> _Exercise instructions_:
Give back the whole listing exactly as shown.
# START OF Data provided
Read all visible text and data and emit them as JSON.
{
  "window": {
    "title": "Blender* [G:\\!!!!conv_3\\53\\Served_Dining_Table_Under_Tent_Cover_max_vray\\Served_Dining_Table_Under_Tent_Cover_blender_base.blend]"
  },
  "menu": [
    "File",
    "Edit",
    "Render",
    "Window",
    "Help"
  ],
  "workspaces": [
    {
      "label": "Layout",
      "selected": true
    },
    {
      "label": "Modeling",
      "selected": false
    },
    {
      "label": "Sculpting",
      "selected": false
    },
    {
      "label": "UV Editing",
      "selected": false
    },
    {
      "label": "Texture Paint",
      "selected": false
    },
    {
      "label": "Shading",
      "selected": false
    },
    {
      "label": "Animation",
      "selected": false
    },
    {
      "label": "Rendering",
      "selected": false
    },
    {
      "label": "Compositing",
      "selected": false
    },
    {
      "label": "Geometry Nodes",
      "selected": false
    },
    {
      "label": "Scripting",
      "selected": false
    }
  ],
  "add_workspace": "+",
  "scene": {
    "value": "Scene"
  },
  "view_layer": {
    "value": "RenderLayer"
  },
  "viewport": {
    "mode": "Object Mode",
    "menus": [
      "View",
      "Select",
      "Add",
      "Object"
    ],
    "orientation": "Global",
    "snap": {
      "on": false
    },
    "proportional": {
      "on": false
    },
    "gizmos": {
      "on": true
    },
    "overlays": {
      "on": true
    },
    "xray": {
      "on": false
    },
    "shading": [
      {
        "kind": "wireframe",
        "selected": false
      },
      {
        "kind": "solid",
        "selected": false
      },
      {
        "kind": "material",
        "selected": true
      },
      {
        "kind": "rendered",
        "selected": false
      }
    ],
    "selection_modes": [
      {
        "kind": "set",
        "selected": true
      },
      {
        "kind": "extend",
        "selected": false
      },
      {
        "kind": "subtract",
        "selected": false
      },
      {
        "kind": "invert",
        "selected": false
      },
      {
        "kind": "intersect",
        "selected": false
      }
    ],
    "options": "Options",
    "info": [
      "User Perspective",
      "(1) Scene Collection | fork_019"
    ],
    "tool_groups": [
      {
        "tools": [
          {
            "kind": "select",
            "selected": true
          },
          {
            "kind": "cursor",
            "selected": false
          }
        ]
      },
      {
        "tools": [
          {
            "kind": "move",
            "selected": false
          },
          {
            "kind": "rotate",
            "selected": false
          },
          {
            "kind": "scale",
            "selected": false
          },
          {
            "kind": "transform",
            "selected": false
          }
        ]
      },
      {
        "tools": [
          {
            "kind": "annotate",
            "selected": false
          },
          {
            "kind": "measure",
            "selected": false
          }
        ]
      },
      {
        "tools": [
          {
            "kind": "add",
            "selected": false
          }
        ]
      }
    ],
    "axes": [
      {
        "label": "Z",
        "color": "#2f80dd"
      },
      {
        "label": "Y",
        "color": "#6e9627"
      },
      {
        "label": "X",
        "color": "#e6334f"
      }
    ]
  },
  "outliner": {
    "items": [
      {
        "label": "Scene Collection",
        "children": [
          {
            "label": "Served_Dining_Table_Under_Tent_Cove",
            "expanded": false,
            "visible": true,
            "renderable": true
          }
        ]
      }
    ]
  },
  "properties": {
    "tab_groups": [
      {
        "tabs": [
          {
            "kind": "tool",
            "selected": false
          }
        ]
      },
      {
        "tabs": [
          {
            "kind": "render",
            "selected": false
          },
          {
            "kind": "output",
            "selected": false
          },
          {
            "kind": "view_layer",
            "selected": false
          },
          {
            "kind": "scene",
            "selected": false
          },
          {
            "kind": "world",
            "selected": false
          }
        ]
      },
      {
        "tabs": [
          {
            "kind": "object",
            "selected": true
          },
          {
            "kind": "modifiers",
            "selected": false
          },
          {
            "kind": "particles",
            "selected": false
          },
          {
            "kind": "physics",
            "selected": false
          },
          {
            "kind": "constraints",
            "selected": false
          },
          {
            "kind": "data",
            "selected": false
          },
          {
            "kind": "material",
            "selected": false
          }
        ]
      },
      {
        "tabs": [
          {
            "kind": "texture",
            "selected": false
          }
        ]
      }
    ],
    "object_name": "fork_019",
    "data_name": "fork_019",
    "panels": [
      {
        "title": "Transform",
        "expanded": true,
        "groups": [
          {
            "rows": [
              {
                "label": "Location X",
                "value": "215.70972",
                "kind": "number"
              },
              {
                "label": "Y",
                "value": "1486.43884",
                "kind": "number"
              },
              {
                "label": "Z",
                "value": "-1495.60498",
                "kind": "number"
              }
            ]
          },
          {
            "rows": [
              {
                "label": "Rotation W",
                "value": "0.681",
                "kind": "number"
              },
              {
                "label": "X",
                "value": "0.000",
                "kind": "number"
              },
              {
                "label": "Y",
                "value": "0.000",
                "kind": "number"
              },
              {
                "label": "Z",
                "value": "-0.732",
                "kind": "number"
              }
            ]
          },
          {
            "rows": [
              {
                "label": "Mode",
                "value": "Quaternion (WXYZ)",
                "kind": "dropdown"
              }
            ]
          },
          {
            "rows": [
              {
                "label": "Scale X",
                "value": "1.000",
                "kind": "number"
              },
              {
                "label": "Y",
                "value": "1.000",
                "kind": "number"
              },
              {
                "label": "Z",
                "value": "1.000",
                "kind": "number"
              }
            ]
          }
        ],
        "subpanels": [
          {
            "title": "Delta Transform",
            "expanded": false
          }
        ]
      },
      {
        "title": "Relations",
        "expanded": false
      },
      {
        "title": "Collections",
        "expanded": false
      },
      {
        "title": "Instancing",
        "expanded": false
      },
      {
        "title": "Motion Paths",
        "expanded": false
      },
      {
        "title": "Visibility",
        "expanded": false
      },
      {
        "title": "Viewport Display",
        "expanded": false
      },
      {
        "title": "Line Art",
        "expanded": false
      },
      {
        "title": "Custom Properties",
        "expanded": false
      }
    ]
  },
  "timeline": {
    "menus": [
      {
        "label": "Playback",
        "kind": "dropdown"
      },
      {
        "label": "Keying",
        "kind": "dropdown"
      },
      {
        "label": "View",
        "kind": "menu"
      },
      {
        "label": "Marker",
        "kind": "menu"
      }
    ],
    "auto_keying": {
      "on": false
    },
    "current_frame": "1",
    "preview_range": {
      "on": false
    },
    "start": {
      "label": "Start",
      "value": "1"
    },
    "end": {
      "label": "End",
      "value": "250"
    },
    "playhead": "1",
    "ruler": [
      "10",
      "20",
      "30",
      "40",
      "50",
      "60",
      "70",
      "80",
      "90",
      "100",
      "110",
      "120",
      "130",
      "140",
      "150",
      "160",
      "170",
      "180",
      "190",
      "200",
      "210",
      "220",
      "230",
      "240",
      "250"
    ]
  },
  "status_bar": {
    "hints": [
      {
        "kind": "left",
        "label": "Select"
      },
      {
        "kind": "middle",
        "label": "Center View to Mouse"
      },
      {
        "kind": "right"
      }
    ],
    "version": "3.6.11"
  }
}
# END OF Data provided
> _Expected answer_:
Read all visible text and data and emit them as JSON.
{
  "window": {
    "title": "Blender* [G:\\!!!!conv_3\\53\\Served_Dining_Table_Under_Tent_Cover_max_vray\\Served_Dining_Table_Under_Tent_Cover_blender_base.blend]"
  },
  "menu": [
    "File",
    "Edit",
    "Render",
    "Window",
    "Help"
  ],
  "workspaces": [
    {
      "label": "Layout",
      "selected": true
    },
    {
      "label": "Modeling",
      "selected": false
    },
    {
      "label": "Sculpting",
      "selected": false
    },
    {
      "label": "UV Editing",
      "selected": false
    },
    {
      "label": "Texture Paint",
      "selected": false
    },
    {
      "label": "Shading",
      "selected": false
    },
    {
      "label": "Animation",
      "selected": false
    },
    {
      "label": "Rendering",
      "selected": false
    },
    {
      "label": "Compositing",
      "selected": false
    },
    {
      "label": "Geometry Nodes",
      "selected": false
    },
    {
      "label": "Scripting",
      "selected": false
    }
  ],
  "add_workspace": "+",
  "scene": {
    "value": "Scene"
  },
  "view_layer": {
    "value": "RenderLayer"
  },
  "viewport": {
    "mode": "Object Mode",
    "menus": [
      "View",
      "Select",
      "Add",
      "Object"
    ],
    "orientation": "Global",
    "snap": {
      "on": false
    },
    "proportional": {
      "on": false
    },
    "gizmos": {
      "on": true
    },
    "overlays": {
      "on": true
    },
    "xray": {
      "on": false
    },
    "shading": [
      {
        "kind": "wireframe",
        "selected": false
      },
      {
        "kind": "solid",
        "selected": false
      },
      {
        "kind": "material",
        "selected": true
      },
      {
        "kind": "rendered",
        "selected": false
      }
    ],
    "selection_modes": [
      {
        "kind": "set",
        "selected": true
      },
      {
        "kind": "extend",
        "selected": false
      },
      {
        "kind": "subtract",
        "selected": false
      },
      {
        "kind": "invert",
        "selected": false
      },
      {
        "kind": "intersect",
        "selected": false
      }
    ],
    "options": "Options",
    "info": [
      "User Perspective",
      "(1) Scene Collection | fork_019"
    ],
    "tool_groups": [
      {
        "tools": [
          {
            "kind": "select",
            "selected": true
          },
          {
            "kind": "cursor",
            "selected": false
          }
        ]
      },
      {
        "tools": [
          {
            "kind": "move",
            "selected": false
          },
          {
            "kind": "rotate",
            "selected": false
          },
          {
            "kind": "scale",
            "selected": false
          },
          {
            "kind": "transform",
            "selected": false
          }
        ]
      },
      {
        "tools": [
          {
            "kind": "annotate",
            "selected": false
          },
          {
            "kind": "measure",
            "selected": false
          }
        ]
      },
      {
        "tools": [
          {
            "kind": "add",
            "selected": false
          }
        ]
      }
    ],
    "axes": [
      {
        "label": "Z",
        "color": "#2f80dd"
      },
      {
        "label": "Y",
        "color": "#6e9627"
      },
      {
        "label": "X",
        "color": "#e6334f"
      }
    ]
  },
  "outliner": {
    "items": [
      {
        "label": "Scene Collection",
        "children": [
          {
            "label": "Served_Dining_Table_Under_Tent_Cove",
            "expanded": false,
            "visible": true,
            "renderable": true
          }
        ]
      }
    ]
  },
  "properties": {
    "tab_groups": [
      {
        "tabs": [
          {
            "kind": "tool",
            "selected": false
          }
        ]
      },
      {
        "tabs": [
          {
            "kind": "render",
            "selected": false
          },
          {
            "kind": "output",
            "selected": false
          },
          {
            "kind": "view_layer",
            "selected": false
          },
          {
            "kind": "scene",
            "selected": false
          },
          {
            "kind": "world",
            "selected": false
          }
        ]
      },
      {
        "tabs": [
          {
            "kind": "object",
            "selected": true
          },
          {
            "kind": "modifiers",
            "selected": false
          },
          {
            "kind": "particles",
            "selected": false
          },
          {
            "kind": "physics",
            "selected": false
          },
          {
            "kind": "constraints",
            "selected": false
          },
          {
            "kind": "data",
            "selected": false
          },
          {
            "kind": "material",
            "selected": false
          }
        ]
      },
      {
        "tabs": [
          {
            "kind": "texture",
            "selected": false
          }
        ]
      }
    ],
    "object_name": "fork_019",
    "data_name": "fork_019",
    "panels": [
      {
        "title": "Transform",
        "expanded": true,
        "groups": [
          {
            "rows": [
              {
                "label": "Location X",
                "value": "215.70972",
                "kind": "number"
              },
              {
                "label": "Y",
                "value": "1486.43884",
                "kind": "number"
              },
              {
                "label": "Z",
                "value": "-1495.60498",
                "kind": "number"
              }
            ]
          },
          {
            "rows": [
              {
                "label": "Rotation W",
                "value": "0.681",
                "kind": "number"
              },
              {
                "label": "X",
                "value": "0.000",
                "kind": "number"
              },
              {
                "label": "Y",
                "value": "0.000",
                "kind": "number"
              },
              {
                "label": "Z",
                "value": "-0.732",
                "kind": "number"
              }
            ]
          },
          {
            "rows": [
              {
                "label": "Mode",
                "value": "Quaternion (WXYZ)",
                "kind": "dropdown"
              }
            ]
          },
          {
            "rows": [
              {
                "label": "Scale X",
                "value": "1.000",
                "kind": "number"
              },
              {
                "label": "Y",
                "value": "1.000",
                "kind": "number"
              },
              {
                "label": "Z",
                "value": "1.000",
                "kind": "number"
              }
            ]
          }
        ],
        "subpanels": [
          {
            "title": "Delta Transform",
            "expanded": false
          }
        ]
      },
      {
        "title": "Relations",
        "expanded": false
      },
      {
        "title": "Collections",
        "expanded": false
      },
      {
        "title": "Instancing",
        "expanded": false
      },
      {
        "title": "Motion Paths",
        "expanded": false
      },
      {
        "title": "Visibility",
        "expanded": false
      },
      {
        "title": "Viewport Display",
        "expanded": false
      },
      {
        "title": "Line Art",
        "expanded": false
      },
      {
        "title": "Custom Properties",
        "expanded": false
      }
    ]
  },
  "timeline": {
    "menus": [
      {
        "label": "Playback",
        "kind": "dropdown"
      },
      {
        "label": "Keying",
        "kind": "dropdown"
      },
      {
        "label": "View",
        "kind": "menu"
      },
      {
        "label": "Marker",
        "kind": "menu"
      }
    ],
    "auto_keying": {
      "on": false
    },
    "current_frame": "1",
    "preview_range": {
      "on": false
    },
    "start": {
      "label": "Start",
      "value": "1"
    },
    "end": {
      "label": "End",
      "value": "250"
    },
    "playhead": "1",
    "ruler": [
      "10",
      "20",
      "30",
      "40",
      "50",
      "60",
      "70",
      "80",
      "90",
      "100",
      "110",
      "120",
      "130",
      "140",
      "150",
      "160",
      "170",
      "180",
      "190",
      "200",
      "210",
      "220",
      "230",
      "240",
      "250"
    ]
  },
  "status_bar": {
    "hints": [
      {
        "kind": "left",
        "label": "Select"
      },
      {
        "kind": "middle",
        "label": "Center View to Mouse"
      },
      {
        "kind": "right"
      }
    ],
    "version": "3.6.11"
  }
}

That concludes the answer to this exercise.